# [Material shown]
★ ★ ★ ★ ★ ★ ★

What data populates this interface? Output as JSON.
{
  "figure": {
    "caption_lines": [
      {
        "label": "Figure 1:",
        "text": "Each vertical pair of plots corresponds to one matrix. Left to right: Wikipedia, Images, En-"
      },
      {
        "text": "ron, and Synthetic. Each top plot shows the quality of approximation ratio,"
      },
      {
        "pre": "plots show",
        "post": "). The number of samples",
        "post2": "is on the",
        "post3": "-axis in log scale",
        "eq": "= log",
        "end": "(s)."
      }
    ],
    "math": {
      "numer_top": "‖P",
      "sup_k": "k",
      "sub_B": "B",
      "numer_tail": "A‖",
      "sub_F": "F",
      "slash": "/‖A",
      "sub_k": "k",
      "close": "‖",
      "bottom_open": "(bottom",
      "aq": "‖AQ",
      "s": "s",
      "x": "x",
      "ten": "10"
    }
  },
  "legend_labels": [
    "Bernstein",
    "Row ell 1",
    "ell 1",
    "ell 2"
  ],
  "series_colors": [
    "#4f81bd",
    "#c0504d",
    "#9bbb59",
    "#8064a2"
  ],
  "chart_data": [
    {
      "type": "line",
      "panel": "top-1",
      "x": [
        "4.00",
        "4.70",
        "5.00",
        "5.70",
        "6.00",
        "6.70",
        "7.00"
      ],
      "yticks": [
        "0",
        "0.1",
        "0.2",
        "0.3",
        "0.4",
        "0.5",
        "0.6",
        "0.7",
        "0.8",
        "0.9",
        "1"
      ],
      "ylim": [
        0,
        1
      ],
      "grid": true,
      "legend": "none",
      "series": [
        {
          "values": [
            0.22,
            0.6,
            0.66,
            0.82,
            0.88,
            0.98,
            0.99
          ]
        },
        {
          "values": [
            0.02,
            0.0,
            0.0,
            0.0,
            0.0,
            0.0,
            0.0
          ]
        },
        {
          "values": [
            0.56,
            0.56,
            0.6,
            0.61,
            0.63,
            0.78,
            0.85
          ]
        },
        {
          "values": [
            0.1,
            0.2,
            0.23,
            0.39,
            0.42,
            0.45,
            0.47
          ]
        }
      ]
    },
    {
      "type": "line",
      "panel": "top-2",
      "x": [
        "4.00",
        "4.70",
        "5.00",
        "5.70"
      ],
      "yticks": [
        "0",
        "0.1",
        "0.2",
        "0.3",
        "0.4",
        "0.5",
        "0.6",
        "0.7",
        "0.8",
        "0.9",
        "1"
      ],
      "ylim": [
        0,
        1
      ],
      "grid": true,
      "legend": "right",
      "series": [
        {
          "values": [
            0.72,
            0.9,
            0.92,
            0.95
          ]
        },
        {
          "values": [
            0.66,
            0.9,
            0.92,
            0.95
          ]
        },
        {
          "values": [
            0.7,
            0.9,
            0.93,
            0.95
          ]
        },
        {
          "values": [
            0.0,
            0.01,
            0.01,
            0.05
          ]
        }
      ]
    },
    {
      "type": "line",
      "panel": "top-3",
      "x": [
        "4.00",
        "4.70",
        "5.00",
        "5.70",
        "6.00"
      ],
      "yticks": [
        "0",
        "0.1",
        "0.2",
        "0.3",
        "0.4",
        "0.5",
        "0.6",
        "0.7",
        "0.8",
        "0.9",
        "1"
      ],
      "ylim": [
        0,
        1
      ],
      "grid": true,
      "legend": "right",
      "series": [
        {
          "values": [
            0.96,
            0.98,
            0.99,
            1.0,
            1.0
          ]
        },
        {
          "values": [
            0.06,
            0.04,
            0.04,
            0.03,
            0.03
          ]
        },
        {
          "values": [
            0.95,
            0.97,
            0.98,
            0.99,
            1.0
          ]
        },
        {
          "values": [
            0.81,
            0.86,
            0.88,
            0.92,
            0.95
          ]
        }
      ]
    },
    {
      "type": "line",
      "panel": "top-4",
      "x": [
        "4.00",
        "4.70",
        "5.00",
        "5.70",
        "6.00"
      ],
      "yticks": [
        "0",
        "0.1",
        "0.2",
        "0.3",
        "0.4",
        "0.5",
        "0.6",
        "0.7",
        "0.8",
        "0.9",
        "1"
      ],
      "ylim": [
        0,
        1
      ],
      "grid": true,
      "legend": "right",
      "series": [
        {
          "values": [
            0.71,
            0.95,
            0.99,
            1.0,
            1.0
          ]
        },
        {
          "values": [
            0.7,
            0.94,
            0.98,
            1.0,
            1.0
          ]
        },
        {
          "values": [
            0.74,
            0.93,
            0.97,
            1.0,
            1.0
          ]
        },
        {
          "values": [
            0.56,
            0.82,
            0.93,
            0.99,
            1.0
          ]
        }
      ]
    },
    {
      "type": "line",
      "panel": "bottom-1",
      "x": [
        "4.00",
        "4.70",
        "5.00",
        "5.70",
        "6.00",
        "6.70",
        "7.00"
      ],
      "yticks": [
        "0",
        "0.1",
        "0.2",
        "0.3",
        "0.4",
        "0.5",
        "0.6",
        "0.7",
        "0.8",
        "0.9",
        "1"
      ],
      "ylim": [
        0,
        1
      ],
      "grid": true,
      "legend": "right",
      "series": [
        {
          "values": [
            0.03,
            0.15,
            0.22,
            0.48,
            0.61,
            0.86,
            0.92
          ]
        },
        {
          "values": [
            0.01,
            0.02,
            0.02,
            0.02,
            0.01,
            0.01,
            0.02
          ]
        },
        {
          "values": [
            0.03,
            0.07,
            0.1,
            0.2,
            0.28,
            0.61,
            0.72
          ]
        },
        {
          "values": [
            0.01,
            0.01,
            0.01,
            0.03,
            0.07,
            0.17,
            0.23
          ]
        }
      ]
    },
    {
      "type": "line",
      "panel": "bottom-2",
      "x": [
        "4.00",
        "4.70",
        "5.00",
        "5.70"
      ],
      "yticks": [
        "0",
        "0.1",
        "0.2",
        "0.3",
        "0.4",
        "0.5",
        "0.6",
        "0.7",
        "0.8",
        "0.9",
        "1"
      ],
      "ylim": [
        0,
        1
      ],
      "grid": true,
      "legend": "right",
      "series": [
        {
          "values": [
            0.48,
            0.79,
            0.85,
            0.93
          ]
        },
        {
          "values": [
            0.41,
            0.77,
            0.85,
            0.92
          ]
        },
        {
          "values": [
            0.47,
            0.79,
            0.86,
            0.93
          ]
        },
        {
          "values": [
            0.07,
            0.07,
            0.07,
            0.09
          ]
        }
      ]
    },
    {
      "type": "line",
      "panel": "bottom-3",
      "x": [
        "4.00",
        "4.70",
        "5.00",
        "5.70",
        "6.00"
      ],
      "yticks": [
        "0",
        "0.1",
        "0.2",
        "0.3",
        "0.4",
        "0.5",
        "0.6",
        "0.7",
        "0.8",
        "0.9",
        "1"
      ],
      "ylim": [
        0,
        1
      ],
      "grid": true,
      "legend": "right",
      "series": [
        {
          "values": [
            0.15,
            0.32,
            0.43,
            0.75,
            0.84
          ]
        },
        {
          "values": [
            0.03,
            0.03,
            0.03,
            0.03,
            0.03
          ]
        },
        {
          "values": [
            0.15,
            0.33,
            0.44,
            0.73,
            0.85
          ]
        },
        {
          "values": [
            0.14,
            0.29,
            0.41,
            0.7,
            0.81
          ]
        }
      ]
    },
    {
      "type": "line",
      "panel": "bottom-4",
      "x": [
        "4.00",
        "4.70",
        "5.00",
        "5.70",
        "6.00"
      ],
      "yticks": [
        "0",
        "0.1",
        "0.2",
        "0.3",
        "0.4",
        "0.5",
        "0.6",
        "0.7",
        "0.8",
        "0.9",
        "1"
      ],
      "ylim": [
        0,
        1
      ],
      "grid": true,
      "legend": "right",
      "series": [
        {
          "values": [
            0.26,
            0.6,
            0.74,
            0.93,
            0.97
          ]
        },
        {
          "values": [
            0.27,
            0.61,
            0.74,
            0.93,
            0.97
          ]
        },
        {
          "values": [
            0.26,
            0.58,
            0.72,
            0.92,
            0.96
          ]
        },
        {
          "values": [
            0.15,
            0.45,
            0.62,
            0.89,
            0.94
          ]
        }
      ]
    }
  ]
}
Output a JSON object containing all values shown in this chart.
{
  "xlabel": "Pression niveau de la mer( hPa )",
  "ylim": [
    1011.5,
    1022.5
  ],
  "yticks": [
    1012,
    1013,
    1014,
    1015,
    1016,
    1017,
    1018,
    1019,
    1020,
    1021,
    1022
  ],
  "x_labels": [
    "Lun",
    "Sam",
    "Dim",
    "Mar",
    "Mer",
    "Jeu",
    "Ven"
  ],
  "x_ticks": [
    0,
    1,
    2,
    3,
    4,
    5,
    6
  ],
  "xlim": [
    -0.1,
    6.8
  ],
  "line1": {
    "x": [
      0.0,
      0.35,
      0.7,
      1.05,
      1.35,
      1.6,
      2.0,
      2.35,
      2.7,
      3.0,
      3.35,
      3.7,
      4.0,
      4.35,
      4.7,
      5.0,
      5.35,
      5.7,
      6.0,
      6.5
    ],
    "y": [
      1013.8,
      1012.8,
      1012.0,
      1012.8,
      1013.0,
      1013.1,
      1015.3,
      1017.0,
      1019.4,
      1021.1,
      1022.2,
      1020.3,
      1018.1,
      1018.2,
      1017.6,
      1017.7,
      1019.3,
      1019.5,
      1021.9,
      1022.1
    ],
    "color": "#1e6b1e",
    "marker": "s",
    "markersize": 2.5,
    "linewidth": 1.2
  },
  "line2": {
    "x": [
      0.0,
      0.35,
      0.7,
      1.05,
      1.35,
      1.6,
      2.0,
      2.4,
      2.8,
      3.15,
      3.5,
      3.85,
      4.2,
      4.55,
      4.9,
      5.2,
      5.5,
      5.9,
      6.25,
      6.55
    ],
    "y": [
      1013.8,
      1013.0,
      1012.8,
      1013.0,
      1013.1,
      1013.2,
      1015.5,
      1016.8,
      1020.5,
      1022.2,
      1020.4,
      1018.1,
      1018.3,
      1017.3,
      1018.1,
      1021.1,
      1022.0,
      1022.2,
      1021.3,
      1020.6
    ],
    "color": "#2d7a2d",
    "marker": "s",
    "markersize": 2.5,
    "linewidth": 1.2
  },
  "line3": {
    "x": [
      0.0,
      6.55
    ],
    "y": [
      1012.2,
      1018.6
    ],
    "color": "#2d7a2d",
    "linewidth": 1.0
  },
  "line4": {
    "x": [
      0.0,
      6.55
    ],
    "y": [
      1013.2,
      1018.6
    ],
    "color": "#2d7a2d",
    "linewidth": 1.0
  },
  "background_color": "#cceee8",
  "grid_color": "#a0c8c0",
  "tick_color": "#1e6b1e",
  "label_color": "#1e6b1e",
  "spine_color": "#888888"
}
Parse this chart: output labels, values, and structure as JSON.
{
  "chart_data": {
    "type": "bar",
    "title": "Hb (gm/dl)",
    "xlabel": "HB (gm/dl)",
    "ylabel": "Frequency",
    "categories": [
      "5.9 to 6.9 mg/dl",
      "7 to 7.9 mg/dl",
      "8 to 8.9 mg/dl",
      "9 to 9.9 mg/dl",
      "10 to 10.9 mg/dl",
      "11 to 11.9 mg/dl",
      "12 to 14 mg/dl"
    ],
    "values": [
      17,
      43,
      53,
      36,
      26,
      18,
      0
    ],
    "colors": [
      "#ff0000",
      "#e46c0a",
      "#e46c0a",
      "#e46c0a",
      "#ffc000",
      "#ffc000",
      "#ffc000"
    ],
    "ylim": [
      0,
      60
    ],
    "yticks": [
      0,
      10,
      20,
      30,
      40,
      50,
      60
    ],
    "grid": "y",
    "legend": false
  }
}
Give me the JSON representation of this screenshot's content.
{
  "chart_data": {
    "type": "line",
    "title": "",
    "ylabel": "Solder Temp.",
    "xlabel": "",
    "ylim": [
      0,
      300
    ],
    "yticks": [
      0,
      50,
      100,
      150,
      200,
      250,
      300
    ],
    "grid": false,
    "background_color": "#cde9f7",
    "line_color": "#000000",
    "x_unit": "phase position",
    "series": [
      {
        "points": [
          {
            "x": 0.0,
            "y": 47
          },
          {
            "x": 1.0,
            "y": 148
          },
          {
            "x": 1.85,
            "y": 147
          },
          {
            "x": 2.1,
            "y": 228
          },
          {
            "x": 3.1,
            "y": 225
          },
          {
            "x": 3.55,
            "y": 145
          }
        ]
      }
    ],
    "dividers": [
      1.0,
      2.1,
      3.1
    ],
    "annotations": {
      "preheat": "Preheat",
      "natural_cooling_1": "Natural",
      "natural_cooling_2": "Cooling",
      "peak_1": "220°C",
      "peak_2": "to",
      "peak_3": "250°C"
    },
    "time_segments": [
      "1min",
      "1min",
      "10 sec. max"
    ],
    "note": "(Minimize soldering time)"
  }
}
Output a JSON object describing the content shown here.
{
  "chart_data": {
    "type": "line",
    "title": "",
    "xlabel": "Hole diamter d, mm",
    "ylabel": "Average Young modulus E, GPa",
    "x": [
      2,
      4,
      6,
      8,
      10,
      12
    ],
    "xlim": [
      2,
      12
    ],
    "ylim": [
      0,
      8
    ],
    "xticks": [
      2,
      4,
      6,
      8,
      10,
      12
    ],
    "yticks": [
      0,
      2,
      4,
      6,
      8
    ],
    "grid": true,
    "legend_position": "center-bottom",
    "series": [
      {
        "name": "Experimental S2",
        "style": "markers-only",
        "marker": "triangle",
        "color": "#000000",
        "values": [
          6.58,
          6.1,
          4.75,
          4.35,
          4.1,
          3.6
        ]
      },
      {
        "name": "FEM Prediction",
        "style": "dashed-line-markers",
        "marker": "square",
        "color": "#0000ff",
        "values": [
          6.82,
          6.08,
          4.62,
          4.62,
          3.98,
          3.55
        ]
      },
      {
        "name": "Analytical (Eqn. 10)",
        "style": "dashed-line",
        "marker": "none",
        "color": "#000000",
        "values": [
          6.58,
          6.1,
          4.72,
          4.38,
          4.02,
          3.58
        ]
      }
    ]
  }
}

★ ★ ★ ★ ★ ★ ★

# [Exercise goal]
Where a line above contains the word "content", copy that line.

# [Reply to the exercise]
Give me the JSON representation of this screenshot's content.
Output a JSON object describing the content shown here.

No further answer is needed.